▶ **EXERCISE AIM**
Omit the pictures from the entries below and retype everything else exactly.

▶ **SUPPLIED RECORDS**
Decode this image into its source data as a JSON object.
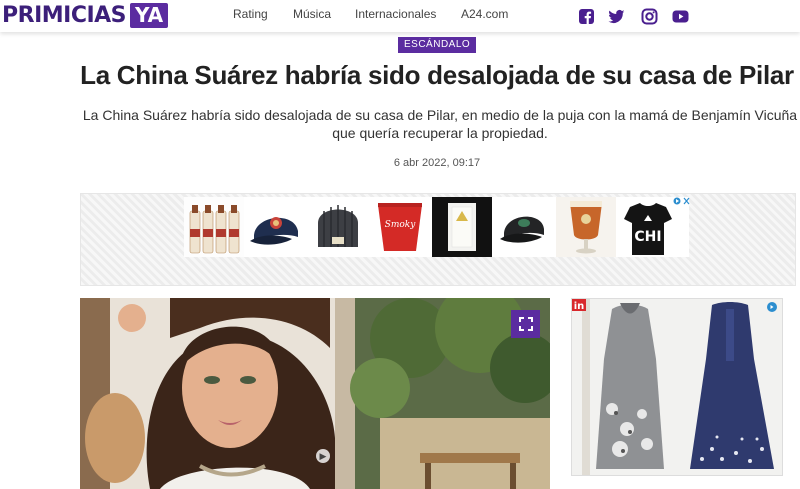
{
  "header": {
    "logo_text": "PRIMICIAS",
    "logo_badge": "YA",
    "nav": [
      "Rating",
      "Música",
      "Internacionales",
      "A24.com"
    ],
    "social_icons": [
      "facebook-icon",
      "twitter-icon",
      "instagram-icon",
      "youtube-icon"
    ]
  },
  "article": {
    "category": "ESCÁNDALO",
    "title": "La China Suárez habría sido desalojada de su casa de Pilar",
    "subtitle": "La China Suárez habría sido desalojada de su casa de Pilar, en medio de la puja con la mamá de Benjamín Vicuña que quería recuperar la propiedad.",
    "date": "6 abr 2022, 09:17"
  },
  "ads": {
    "strip_products": [
      "bottles",
      "cap-navy",
      "beanie-grey",
      "cup-red",
      "glass-white",
      "cap-black",
      "beer-glass",
      "chi-shirt"
    ],
    "cup_text": "Smoky",
    "chi_text": "CHI",
    "side_brand": "in"
  },
  "colors": {
    "brand": "#5b2ca0",
    "logo_text": "#3c1f7a"
  }
}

▶ **RESULT OF THE EXERCISE**
Decode this image into its source data as a JSON object.
{
  "header": {
    "logo_text": "PRIMICIAS",
    "logo_badge": "YA",
    "nav": [
      "Rating",
      "Música",
      "Internacionales",
      "A24.com"
    ],
    "social_icons": [
      "facebook-icon",
      "twitter-icon",
      "instagram-icon",
      "youtube-icon"
    ]
  },
  "article": {
    "category": "ESCÁNDALO",
    "title": "La China Suárez habría sido desalojada de su casa de Pilar",
    "subtitle": "La China Suárez habría sido desalojada de su casa de Pilar, en medio de la puja con la mamá de Benjamín Vicuña que quería recuperar la propiedad.",
    "date": "6 abr 2022, 09:17"
  },
  "ads": {
    "strip_products": [
      "bottles",
      "cap-navy",
      "beanie-grey",
      "cup-red",
      "glass-white",
      "cap-black",
      "beer-glass",
      "chi-shirt"
    ],
    "cup_text": "Smoky",
    "chi_text": "CHI",
    "side_brand": "in"
  },
  "colors": {
    "brand": "#5b2ca0",
    "logo_text": "#3c1f7a"
  }
}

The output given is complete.